**WHAT IS BEING ASKED**
Go through the material below and count the lines with the string "Ülker"; the number is the whole answer.

(Extracted data entries)
========

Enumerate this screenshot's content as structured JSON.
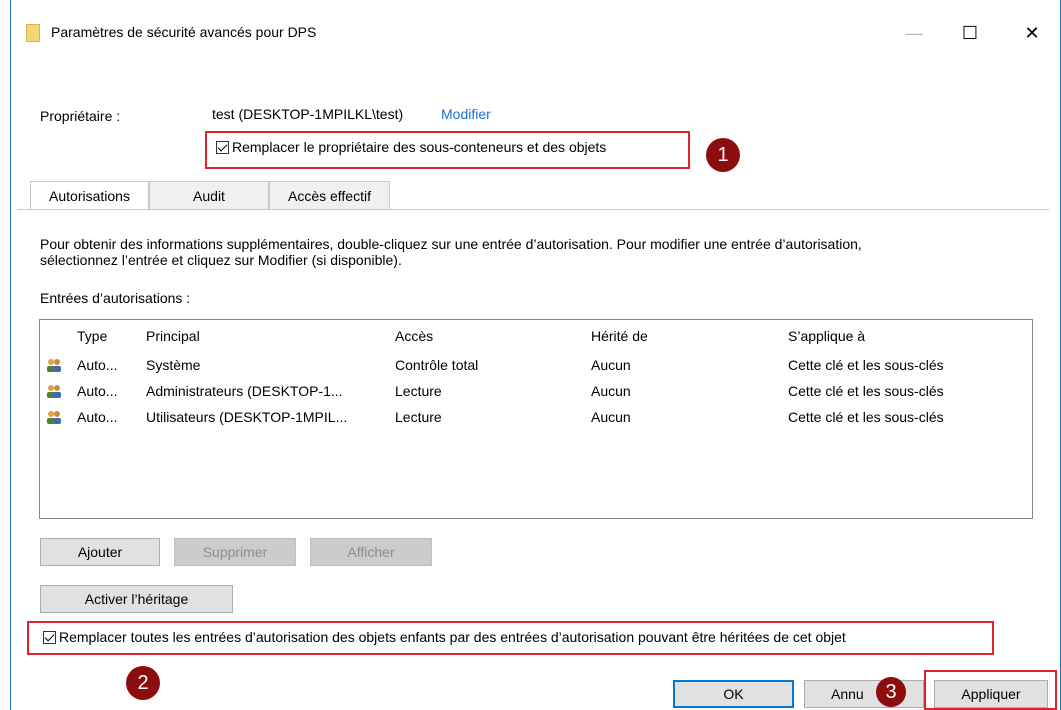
{
  "window": {
    "title": "Paramètres de sécurité avancés pour DPS",
    "minimize": "—",
    "maximize": "☐",
    "close": "✕"
  },
  "owner": {
    "label": "Propriétaire :",
    "value": "test (DESKTOP-1MPILKL\\test)",
    "change_link": "Modifier",
    "replace_owner_checkbox": "Remplacer le propriétaire des sous-conteneurs et des objets",
    "replace_owner_checked": true
  },
  "tabs": [
    "Autorisations",
    "Audit",
    "Accès effectif"
  ],
  "info_text_line1": "Pour obtenir des informations supplémentaires, double-cliquez sur une entrée d’autorisation. Pour modifier une entrée d’autorisation,",
  "info_text_line2": "sélectionnez l’entrée et cliquez sur Modifier (si disponible).",
  "entries_label": "Entrées d’autorisations :",
  "table": {
    "columns": [
      "Type",
      "Principal",
      "Accès",
      "Hérité de",
      "S’applique à"
    ],
    "rows": [
      [
        "Auto...",
        "Système",
        "Contrôle total",
        "Aucun",
        "Cette clé et les sous-clés"
      ],
      [
        "Auto...",
        "Administrateurs (DESKTOP-1...",
        "Lecture",
        "Aucun",
        "Cette clé et les sous-clés"
      ],
      [
        "Auto...",
        "Utilisateurs (DESKTOP-1MPIL...",
        "Lecture",
        "Aucun",
        "Cette clé et les sous-clés"
      ]
    ]
  },
  "buttons": {
    "add": "Ajouter",
    "remove": "Supprimer",
    "view": "Afficher",
    "enable_inheritance": "Activer l’héritage",
    "ok": "OK",
    "cancel": "Annu",
    "apply": "Appliquer"
  },
  "replace_child_checkbox": "Remplacer toutes les entrées d’autorisation des objets enfants par des entrées d’autorisation pouvant être héritées de cet objet",
  "replace_child_checked": true,
  "annotations": [
    "1",
    "2",
    "3"
  ],
  "colors": {
    "highlight": "#e0232b",
    "badge": "#8b0d0d",
    "link": "#1a6fd6",
    "accent": "#0078d7"
  }
}
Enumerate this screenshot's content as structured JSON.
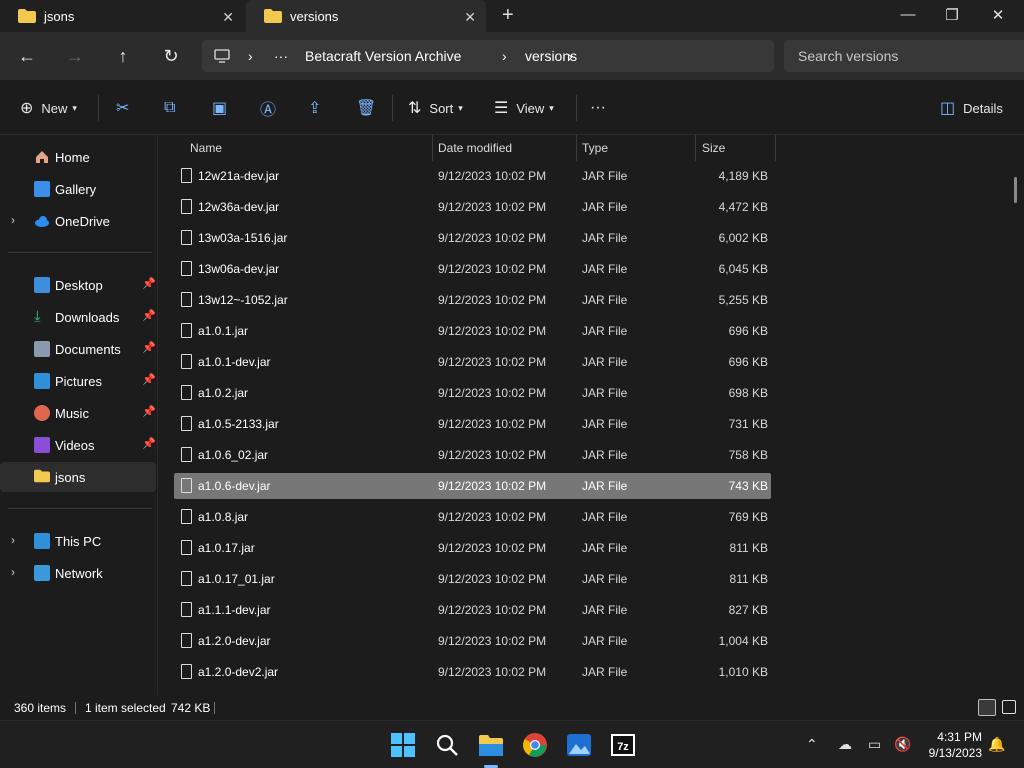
{
  "tabs": [
    {
      "label": "jsons"
    },
    {
      "label": "versions"
    }
  ],
  "window": {
    "new_tab": "+",
    "minimize": "—",
    "maximize": "❐",
    "close": "✕"
  },
  "address": {
    "ellipsis": "···",
    "crumbs": [
      "Betacraft Version Archive",
      "versions"
    ],
    "sep": "›"
  },
  "search": {
    "placeholder": "Search versions"
  },
  "commands": {
    "new": "New",
    "sort": "Sort",
    "view": "View",
    "more": "···",
    "details": "Details"
  },
  "sidebar": {
    "top": [
      {
        "label": "Home"
      },
      {
        "label": "Gallery"
      },
      {
        "label": "OneDrive"
      }
    ],
    "quick": [
      {
        "label": "Desktop"
      },
      {
        "label": "Downloads"
      },
      {
        "label": "Documents"
      },
      {
        "label": "Pictures"
      },
      {
        "label": "Music"
      },
      {
        "label": "Videos"
      },
      {
        "label": "jsons"
      }
    ],
    "bottom": [
      {
        "label": "This PC"
      },
      {
        "label": "Network"
      }
    ]
  },
  "columns": {
    "name": "Name",
    "date": "Date modified",
    "type": "Type",
    "size": "Size"
  },
  "files": [
    {
      "name": "12w21a-dev.jar",
      "date": "9/12/2023 10:02 PM",
      "type": "JAR File",
      "size": "4,189 KB"
    },
    {
      "name": "12w36a-dev.jar",
      "date": "9/12/2023 10:02 PM",
      "type": "JAR File",
      "size": "4,472 KB"
    },
    {
      "name": "13w03a-1516.jar",
      "date": "9/12/2023 10:02 PM",
      "type": "JAR File",
      "size": "6,002 KB"
    },
    {
      "name": "13w06a-dev.jar",
      "date": "9/12/2023 10:02 PM",
      "type": "JAR File",
      "size": "6,045 KB"
    },
    {
      "name": "13w12~-1052.jar",
      "date": "9/12/2023 10:02 PM",
      "type": "JAR File",
      "size": "5,255 KB"
    },
    {
      "name": "a1.0.1.jar",
      "date": "9/12/2023 10:02 PM",
      "type": "JAR File",
      "size": "696 KB"
    },
    {
      "name": "a1.0.1-dev.jar",
      "date": "9/12/2023 10:02 PM",
      "type": "JAR File",
      "size": "696 KB"
    },
    {
      "name": "a1.0.2.jar",
      "date": "9/12/2023 10:02 PM",
      "type": "JAR File",
      "size": "698 KB"
    },
    {
      "name": "a1.0.5-2133.jar",
      "date": "9/12/2023 10:02 PM",
      "type": "JAR File",
      "size": "731 KB"
    },
    {
      "name": "a1.0.6_02.jar",
      "date": "9/12/2023 10:02 PM",
      "type": "JAR File",
      "size": "758 KB"
    },
    {
      "name": "a1.0.6-dev.jar",
      "date": "9/12/2023 10:02 PM",
      "type": "JAR File",
      "size": "743 KB"
    },
    {
      "name": "a1.0.8.jar",
      "date": "9/12/2023 10:02 PM",
      "type": "JAR File",
      "size": "769 KB"
    },
    {
      "name": "a1.0.17.jar",
      "date": "9/12/2023 10:02 PM",
      "type": "JAR File",
      "size": "811 KB"
    },
    {
      "name": "a1.0.17_01.jar",
      "date": "9/12/2023 10:02 PM",
      "type": "JAR File",
      "size": "811 KB"
    },
    {
      "name": "a1.1.1-dev.jar",
      "date": "9/12/2023 10:02 PM",
      "type": "JAR File",
      "size": "827 KB"
    },
    {
      "name": "a1.2.0-dev.jar",
      "date": "9/12/2023 10:02 PM",
      "type": "JAR File",
      "size": "1,004 KB"
    },
    {
      "name": "a1.2.0-dev2.jar",
      "date": "9/12/2023 10:02 PM",
      "type": "JAR File",
      "size": "1,010 KB"
    }
  ],
  "status": {
    "count": "360 items",
    "selection": "1 item selected",
    "size": "742 KB"
  },
  "clock": {
    "time": "4:31 PM",
    "date": "9/13/2023"
  },
  "colors": {
    "accent": "#7bb7ff",
    "selected_row": "#777777",
    "folder": "#f2c94c"
  }
}
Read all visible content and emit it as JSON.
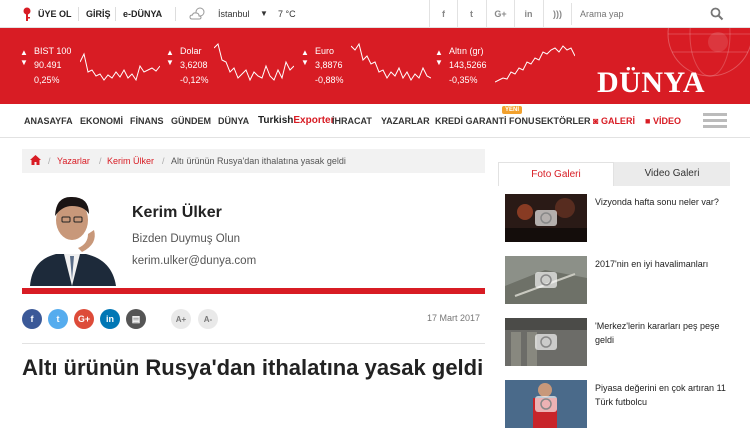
{
  "topbar": {
    "register": "ÜYE OL",
    "login": "GİRİŞ",
    "edunya": "e-DÜNYA",
    "city": "İstanbul",
    "temperature": "7 °C",
    "social": [
      {
        "name": "facebook-icon",
        "glyph": "f"
      },
      {
        "name": "twitter-icon",
        "glyph": "t"
      },
      {
        "name": "google-plus-icon",
        "glyph": "G+"
      },
      {
        "name": "linkedin-icon",
        "glyph": "in"
      },
      {
        "name": "rss-icon",
        "glyph": ")))"
      }
    ],
    "search_placeholder": "Arama yap"
  },
  "market": [
    {
      "name": "BIST 100",
      "value": "90.491",
      "change": "0,25%",
      "direction": "up"
    },
    {
      "name": "Dolar",
      "value": "3,6208",
      "change": "-0,12%",
      "direction": "down"
    },
    {
      "name": "Euro",
      "value": "3,8876",
      "change": "-0,88%",
      "direction": "down"
    },
    {
      "name": "Altın (gr)",
      "value": "143,5266",
      "change": "-0,35%",
      "direction": "down"
    }
  ],
  "logo": "DÜNYA",
  "nav": {
    "items": [
      "ANASAYFA",
      "EKONOMİ",
      "FİNANS",
      "GÜNDEM",
      "DÜNYA"
    ],
    "turkish": "Turkish",
    "exporter": "Exporter",
    "items2": [
      "İHRACAT",
      "YAZARLAR",
      "KREDİ GARANTİ FONU",
      "SEKTÖRLER"
    ],
    "new_badge": "YENİ",
    "gallery": "GALERİ",
    "video": "VİDEO"
  },
  "breadcrumb": {
    "writers": "Yazarlar",
    "author": "Kerim Ülker",
    "current": "Altı ürünün Rusya'dan ithalatına yasak geldi"
  },
  "author": {
    "name": "Kerim Ülker",
    "column": "Bizden Duymuş Olun",
    "email": "kerim.ulker@dunya.com"
  },
  "share": {
    "font_plus": "A+",
    "font_minus": "A-",
    "date": "17 Mart 2017"
  },
  "article": {
    "headline": "Altı ürünün Rusya'dan ithalatına yasak geldi"
  },
  "gallery": {
    "tab_photo": "Fotо Galeri",
    "tab_video": "Video Galeri",
    "items": [
      {
        "caption": "Vizyonda hafta sonu neler var?"
      },
      {
        "caption": "2017'nin en iyi havalimanları"
      },
      {
        "caption": "'Merkez'lerin kararları peş peşe geldi"
      },
      {
        "caption": "Piyasa değerini en çok artıran 11 Türk futbolcu"
      }
    ]
  },
  "colors": {
    "brand_red": "#d81c24",
    "badge_orange": "#f2a12d"
  }
}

========

**ANSWER IN FULL**
2